* **JOB**: You are to retype all of the data exactly as it appears.

* **MATERIAL TO PROCESS**:
■ ■ ■ ■ ■ ■ ■
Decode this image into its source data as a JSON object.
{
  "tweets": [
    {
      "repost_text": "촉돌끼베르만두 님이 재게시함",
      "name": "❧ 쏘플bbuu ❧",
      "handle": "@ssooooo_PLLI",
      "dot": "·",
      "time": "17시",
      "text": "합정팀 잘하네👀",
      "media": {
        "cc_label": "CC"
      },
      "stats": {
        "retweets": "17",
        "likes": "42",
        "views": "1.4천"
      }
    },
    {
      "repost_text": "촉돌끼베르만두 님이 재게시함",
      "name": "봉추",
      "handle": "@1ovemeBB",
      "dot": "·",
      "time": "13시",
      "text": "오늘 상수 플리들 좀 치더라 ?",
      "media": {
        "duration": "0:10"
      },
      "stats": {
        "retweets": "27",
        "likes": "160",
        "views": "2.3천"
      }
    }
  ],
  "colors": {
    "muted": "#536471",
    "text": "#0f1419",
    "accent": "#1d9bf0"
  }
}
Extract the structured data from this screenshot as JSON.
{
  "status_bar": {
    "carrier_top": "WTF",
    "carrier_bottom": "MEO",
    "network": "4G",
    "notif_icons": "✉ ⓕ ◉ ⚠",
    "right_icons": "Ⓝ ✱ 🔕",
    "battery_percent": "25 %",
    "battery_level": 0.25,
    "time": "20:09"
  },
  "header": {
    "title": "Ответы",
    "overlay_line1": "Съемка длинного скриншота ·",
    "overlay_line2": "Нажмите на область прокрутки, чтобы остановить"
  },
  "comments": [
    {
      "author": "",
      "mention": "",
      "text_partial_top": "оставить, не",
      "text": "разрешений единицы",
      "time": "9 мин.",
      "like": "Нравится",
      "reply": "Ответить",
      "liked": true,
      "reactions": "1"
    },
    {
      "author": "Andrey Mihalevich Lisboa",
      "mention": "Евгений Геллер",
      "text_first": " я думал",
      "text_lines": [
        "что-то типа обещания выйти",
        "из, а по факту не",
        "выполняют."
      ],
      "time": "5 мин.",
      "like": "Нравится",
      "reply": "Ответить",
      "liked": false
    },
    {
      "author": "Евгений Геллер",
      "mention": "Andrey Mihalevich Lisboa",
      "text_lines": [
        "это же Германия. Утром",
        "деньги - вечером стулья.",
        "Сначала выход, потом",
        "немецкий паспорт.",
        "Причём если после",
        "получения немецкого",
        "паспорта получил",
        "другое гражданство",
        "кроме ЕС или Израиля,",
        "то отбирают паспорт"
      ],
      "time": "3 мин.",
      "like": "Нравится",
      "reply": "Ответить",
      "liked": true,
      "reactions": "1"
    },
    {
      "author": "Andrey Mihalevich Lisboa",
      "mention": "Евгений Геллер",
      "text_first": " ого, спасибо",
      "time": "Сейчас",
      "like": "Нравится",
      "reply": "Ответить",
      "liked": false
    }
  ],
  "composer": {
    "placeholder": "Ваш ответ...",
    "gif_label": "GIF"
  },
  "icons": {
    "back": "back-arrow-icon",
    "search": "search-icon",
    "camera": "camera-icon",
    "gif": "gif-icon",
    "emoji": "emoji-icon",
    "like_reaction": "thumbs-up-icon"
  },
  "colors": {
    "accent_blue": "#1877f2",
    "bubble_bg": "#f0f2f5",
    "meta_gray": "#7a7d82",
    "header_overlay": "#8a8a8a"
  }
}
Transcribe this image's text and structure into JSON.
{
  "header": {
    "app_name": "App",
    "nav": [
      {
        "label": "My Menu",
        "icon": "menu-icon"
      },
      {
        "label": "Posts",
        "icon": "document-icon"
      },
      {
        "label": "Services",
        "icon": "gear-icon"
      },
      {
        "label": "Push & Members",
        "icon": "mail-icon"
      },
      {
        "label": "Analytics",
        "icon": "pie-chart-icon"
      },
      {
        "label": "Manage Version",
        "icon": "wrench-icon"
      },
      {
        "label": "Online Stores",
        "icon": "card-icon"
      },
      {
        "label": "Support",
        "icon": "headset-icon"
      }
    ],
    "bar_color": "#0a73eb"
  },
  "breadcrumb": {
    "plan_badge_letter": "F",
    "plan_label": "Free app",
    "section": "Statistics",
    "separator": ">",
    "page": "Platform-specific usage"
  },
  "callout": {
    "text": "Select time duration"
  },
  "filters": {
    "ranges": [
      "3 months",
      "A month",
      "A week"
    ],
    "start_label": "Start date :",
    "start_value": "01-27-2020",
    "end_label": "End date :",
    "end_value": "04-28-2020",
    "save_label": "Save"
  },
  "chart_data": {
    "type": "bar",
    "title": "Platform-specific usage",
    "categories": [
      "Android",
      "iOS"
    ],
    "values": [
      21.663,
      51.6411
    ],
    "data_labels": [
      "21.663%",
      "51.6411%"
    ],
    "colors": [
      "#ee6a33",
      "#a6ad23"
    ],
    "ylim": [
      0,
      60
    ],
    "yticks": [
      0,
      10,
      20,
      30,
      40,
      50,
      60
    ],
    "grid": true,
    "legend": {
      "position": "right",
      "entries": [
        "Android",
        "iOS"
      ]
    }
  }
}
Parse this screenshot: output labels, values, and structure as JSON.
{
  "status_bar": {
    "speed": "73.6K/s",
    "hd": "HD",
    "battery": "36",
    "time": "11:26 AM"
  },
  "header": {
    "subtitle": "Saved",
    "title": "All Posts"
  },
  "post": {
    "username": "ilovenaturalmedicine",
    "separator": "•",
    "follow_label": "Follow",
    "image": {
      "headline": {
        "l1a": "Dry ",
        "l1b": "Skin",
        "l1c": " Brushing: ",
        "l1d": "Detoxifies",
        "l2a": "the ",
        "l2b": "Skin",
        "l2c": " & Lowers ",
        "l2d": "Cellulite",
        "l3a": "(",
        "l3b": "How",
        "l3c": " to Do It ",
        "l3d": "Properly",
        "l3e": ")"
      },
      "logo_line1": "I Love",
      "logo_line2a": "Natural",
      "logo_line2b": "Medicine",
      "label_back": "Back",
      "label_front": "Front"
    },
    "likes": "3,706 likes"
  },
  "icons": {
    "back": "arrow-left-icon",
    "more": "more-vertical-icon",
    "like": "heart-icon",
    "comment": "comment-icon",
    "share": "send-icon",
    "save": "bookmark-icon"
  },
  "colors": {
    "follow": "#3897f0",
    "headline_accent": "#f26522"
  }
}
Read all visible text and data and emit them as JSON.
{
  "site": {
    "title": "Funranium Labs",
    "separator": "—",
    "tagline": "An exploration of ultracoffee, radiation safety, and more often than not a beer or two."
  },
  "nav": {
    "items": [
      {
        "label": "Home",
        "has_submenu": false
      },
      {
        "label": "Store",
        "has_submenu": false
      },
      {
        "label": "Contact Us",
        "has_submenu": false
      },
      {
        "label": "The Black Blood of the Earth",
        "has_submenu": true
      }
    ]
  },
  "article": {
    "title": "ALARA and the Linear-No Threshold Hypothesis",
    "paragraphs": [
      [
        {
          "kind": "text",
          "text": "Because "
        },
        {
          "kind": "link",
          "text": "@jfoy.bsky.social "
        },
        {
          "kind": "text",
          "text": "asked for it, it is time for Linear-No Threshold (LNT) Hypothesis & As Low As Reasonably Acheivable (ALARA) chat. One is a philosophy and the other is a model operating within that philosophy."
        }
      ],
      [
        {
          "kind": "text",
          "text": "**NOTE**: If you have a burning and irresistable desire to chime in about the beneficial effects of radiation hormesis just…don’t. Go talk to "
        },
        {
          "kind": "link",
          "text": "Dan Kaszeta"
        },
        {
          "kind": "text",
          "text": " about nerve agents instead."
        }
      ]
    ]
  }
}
■ ■ ■ ■ ■ ■ ■
* **ANSWER TO THIS PROBLEM**:
Decode this image into its source data as a JSON object.
{
  "tweets": [
    {
      "repost_text": "촉돌끼베르만두 님이 재게시함",
      "name": "❧ 쏘플bbuu ❧",
      "handle": "@ssooooo_PLLI",
      "dot": "·",
      "time": "17시",
      "text": "합정팀 잘하네👀",
      "media": {
        "cc_label": "CC"
      },
      "stats": {
        "retweets": "17",
        "likes": "42",
        "views": "1.4천"
      }
    },
    {
      "repost_text": "촉돌끼베르만두 님이 재게시함",
      "name": "봉추",
      "handle": "@1ovemeBB",
      "dot": "·",
      "time": "13시",
      "text": "오늘 상수 플리들 좀 치더라 ?",
      "media": {
        "duration": "0:10"
      },
      "stats": {
        "retweets": "27",
        "likes": "160",
        "views": "2.3천"
      }
    }
  ],
  "colors": {
    "muted": "#536471",
    "text": "#0f1419",
    "accent": "#1d9bf0"
  }
}
Extract the structured data from this screenshot as JSON.
{
  "status_bar": {
    "carrier_top": "WTF",
    "carrier_bottom": "MEO",
    "network": "4G",
    "notif_icons": "✉ ⓕ ◉ ⚠",
    "right_icons": "Ⓝ ✱ 🔕",
    "battery_percent": "25 %",
    "battery_level": 0.25,
    "time": "20:09"
  },
  "header": {
    "title": "Ответы",
    "overlay_line1": "Съемка длинного скриншота ·",
    "overlay_line2": "Нажмите на область прокрутки, чтобы остановить"
  },
  "comments": [
    {
      "author": "",
      "mention": "",
      "text_partial_top": "оставить, не",
      "text": "разрешений единицы",
      "time": "9 мин.",
      "like": "Нравится",
      "reply": "Ответить",
      "liked": true,
      "reactions": "1"
    },
    {
      "author": "Andrey Mihalevich Lisboa",
      "mention": "Евгений Геллер",
      "text_first": " я думал",
      "text_lines": [
        "что-то типа обещания выйти",
        "из, а по факту не",
        "выполняют."
      ],
      "time": "5 мин.",
      "like": "Нравится",
      "reply": "Ответить",
      "liked": false
    },
    {
      "author": "Евгений Геллер",
      "mention": "Andrey Mihalevich Lisboa",
      "text_lines": [
        "это же Германия. Утром",
        "деньги - вечером стулья.",
        "Сначала выход, потом",
        "немецкий паспорт.",
        "Причём если после",
        "получения немецкого",
        "паспорта получил",
        "другое гражданство",
        "кроме ЕС или Израиля,",
        "то отбирают паспорт"
      ],
      "time": "3 мин.",
      "like": "Нравится",
      "reply": "Ответить",
      "liked": true,
      "reactions": "1"
    },
    {
      "author": "Andrey Mihalevich Lisboa",
      "mention": "Евгений Геллер",
      "text_first": " ого, спасибо",
      "time": "Сейчас",
      "like": "Нравится",
      "reply": "Ответить",
      "liked": false
    }
  ],
  "composer": {
    "placeholder": "Ваш ответ...",
    "gif_label": "GIF"
  },
  "icons": {
    "back": "back-arrow-icon",
    "search": "search-icon",
    "camera": "camera-icon",
    "gif": "gif-icon",
    "emoji": "emoji-icon",
    "like_reaction": "thumbs-up-icon"
  },
  "colors": {
    "accent_blue": "#1877f2",
    "bubble_bg": "#f0f2f5",
    "meta_gray": "#7a7d82",
    "header_overlay": "#8a8a8a"
  }
}
Transcribe this image's text and structure into JSON.
{
  "header": {
    "app_name": "App",
    "nav": [
      {
        "label": "My Menu",
        "icon": "menu-icon"
      },
      {
        "label": "Posts",
        "icon": "document-icon"
      },
      {
        "label": "Services",
        "icon": "gear-icon"
      },
      {
        "label": "Push & Members",
        "icon": "mail-icon"
      },
      {
        "label": "Analytics",
        "icon": "pie-chart-icon"
      },
      {
        "label": "Manage Version",
        "icon": "wrench-icon"
      },
      {
        "label": "Online Stores",
        "icon": "card-icon"
      },
      {
        "label": "Support",
        "icon": "headset-icon"
      }
    ],
    "bar_color": "#0a73eb"
  },
  "breadcrumb": {
    "plan_badge_letter": "F",
    "plan_label": "Free app",
    "section": "Statistics",
    "separator": ">",
    "page": "Platform-specific usage"
  },
  "callout": {
    "text": "Select time duration"
  },
  "filters": {
    "ranges": [
      "3 months",
      "A month",
      "A week"
    ],
    "start_label": "Start date :",
    "start_value": "01-27-2020",
    "end_label": "End date :",
    "end_value": "04-28-2020",
    "save_label": "Save"
  },
  "chart_data": {
    "type": "bar",
    "title": "Platform-specific usage",
    "categories": [
      "Android",
      "iOS"
    ],
    "values": [
      21.663,
      51.6411
    ],
    "data_labels": [
      "21.663%",
      "51.6411%"
    ],
    "colors": [
      "#ee6a33",
      "#a6ad23"
    ],
    "ylim": [
      0,
      60
    ],
    "yticks": [
      0,
      10,
      20,
      30,
      40,
      50,
      60
    ],
    "grid": true,
    "legend": {
      "position": "right",
      "entries": [
        "Android",
        "iOS"
      ]
    }
  }
}
Parse this screenshot: output labels, values, and structure as JSON.
{
  "status_bar": {
    "speed": "73.6K/s",
    "hd": "HD",
    "battery": "36",
    "time": "11:26 AM"
  },
  "header": {
    "subtitle": "Saved",
    "title": "All Posts"
  },
  "post": {
    "username": "ilovenaturalmedicine",
    "separator": "•",
    "follow_label": "Follow",
    "image": {
      "headline": {
        "l1a": "Dry ",
        "l1b": "Skin",
        "l1c": " Brushing: ",
        "l1d": "Detoxifies",
        "l2a": "the ",
        "l2b": "Skin",
        "l2c": " & Lowers ",
        "l2d": "Cellulite",
        "l3a": "(",
        "l3b": "How",
        "l3c": " to Do It ",
        "l3d": "Properly",
        "l3e": ")"
      },
      "logo_line1": "I Love",
      "logo_line2a": "Natural",
      "logo_line2b": "Medicine",
      "label_back": "Back",
      "label_front": "Front"
    },
    "likes": "3,706 likes"
  },
  "icons": {
    "back": "arrow-left-icon",
    "more": "more-vertical-icon",
    "like": "heart-icon",
    "comment": "comment-icon",
    "share": "send-icon",
    "save": "bookmark-icon"
  },
  "colors": {
    "follow": "#3897f0",
    "headline_accent": "#f26522"
  }
}
Read all visible text and data and emit them as JSON.
{
  "site": {
    "title": "Funranium Labs",
    "separator": "—",
    "tagline": "An exploration of ultracoffee, radiation safety, and more often than not a beer or two."
  },
  "nav": {
    "items": [
      {
        "label": "Home",
        "has_submenu": false
      },
      {
        "label": "Store",
        "has_submenu": false
      },
      {
        "label": "Contact Us",
        "has_submenu": false
      },
      {
        "label": "The Black Blood of the Earth",
        "has_submenu": true
      }
    ]
  },
  "article": {
    "title": "ALARA and the Linear-No Threshold Hypothesis",
    "paragraphs": [
      [
        {
          "kind": "text",
          "text": "Because "
        },
        {
          "kind": "link",
          "text": "@jfoy.bsky.social "
        },
        {
          "kind": "text",
          "text": "asked for it, it is time for Linear-No Threshold (LNT) Hypothesis & As Low As Reasonably Acheivable (ALARA) chat. One is a philosophy and the other is a model operating within that philosophy."
        }
      ],
      [
        {
          "kind": "text",
          "text": "**NOTE**: If you have a burning and irresistable desire to chime in about the beneficial effects of radiation hormesis just…don’t. Go talk to "
        },
        {
          "kind": "link",
          "text": "Dan Kaszeta"
        },
        {
          "kind": "text",
          "text": " about nerve agents instead."
        }
      ]
    ]
  }
}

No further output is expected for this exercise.